--- BEGIN Data records ---

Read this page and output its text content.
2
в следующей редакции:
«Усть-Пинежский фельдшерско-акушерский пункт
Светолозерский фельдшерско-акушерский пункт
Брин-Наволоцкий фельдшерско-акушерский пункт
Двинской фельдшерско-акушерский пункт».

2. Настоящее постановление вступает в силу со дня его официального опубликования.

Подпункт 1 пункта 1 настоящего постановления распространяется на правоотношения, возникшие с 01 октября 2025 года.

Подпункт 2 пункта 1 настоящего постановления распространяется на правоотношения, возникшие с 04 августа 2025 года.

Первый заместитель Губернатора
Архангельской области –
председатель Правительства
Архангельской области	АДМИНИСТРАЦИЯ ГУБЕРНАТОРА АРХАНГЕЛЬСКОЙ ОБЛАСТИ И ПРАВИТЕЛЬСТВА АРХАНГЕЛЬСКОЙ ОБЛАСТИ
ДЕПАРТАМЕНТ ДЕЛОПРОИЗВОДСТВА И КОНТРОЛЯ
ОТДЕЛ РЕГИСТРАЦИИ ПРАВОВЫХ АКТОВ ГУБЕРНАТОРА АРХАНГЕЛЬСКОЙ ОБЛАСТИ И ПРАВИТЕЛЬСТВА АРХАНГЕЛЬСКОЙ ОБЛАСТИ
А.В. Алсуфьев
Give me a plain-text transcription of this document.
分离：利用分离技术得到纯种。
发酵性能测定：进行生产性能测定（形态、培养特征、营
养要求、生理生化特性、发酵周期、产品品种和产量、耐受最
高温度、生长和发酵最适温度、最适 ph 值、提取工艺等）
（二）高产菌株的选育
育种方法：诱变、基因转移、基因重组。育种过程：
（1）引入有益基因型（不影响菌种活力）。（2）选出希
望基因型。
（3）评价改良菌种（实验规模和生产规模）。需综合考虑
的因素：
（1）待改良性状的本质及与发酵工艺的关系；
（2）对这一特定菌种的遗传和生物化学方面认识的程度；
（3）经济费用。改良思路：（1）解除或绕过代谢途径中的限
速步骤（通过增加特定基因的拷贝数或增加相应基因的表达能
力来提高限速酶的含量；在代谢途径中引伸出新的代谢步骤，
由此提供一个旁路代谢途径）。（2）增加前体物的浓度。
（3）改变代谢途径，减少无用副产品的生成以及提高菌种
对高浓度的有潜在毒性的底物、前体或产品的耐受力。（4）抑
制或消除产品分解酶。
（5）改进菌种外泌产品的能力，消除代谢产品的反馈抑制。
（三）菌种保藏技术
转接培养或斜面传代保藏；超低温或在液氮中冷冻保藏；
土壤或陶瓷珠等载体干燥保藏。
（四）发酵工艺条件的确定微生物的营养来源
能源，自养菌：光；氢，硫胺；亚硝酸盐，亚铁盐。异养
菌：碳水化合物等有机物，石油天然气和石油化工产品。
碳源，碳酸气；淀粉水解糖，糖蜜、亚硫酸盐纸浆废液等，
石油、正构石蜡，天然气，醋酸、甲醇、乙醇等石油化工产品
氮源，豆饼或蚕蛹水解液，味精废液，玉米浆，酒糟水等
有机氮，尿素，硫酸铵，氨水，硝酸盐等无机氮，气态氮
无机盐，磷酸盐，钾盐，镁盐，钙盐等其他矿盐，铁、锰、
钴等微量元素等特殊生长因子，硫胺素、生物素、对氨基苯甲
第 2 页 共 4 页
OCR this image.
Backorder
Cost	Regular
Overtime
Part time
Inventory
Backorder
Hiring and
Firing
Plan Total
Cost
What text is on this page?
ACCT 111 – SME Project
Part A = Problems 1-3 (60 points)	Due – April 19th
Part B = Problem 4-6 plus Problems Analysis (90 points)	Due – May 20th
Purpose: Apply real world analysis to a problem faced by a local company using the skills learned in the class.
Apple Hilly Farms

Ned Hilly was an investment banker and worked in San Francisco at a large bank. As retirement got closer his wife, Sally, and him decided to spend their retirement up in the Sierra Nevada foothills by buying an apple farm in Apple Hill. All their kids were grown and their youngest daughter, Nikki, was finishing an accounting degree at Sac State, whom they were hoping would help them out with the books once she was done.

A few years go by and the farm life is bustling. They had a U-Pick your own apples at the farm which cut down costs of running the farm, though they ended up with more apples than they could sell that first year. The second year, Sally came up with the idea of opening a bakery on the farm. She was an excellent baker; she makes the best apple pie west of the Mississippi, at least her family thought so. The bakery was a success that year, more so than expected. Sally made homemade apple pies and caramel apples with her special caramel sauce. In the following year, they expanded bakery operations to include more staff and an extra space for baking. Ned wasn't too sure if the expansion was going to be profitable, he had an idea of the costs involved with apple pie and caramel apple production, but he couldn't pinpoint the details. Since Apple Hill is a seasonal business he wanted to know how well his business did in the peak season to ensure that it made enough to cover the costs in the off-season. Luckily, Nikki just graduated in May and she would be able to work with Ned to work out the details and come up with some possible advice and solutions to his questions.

--- END Data records ---

■ Do this: Copy out every line of the listing that includes the string "постановления".

■ Exercise response:
Подпункт 1 пункта 1 настоящего постановления распространяется на правоотношения, возникшие с 01 октября 2025 года.
Подпункт 2 пункта 1 настоящего постановления распространяется на правоотношения, возникшие с 04 августа 2025 года.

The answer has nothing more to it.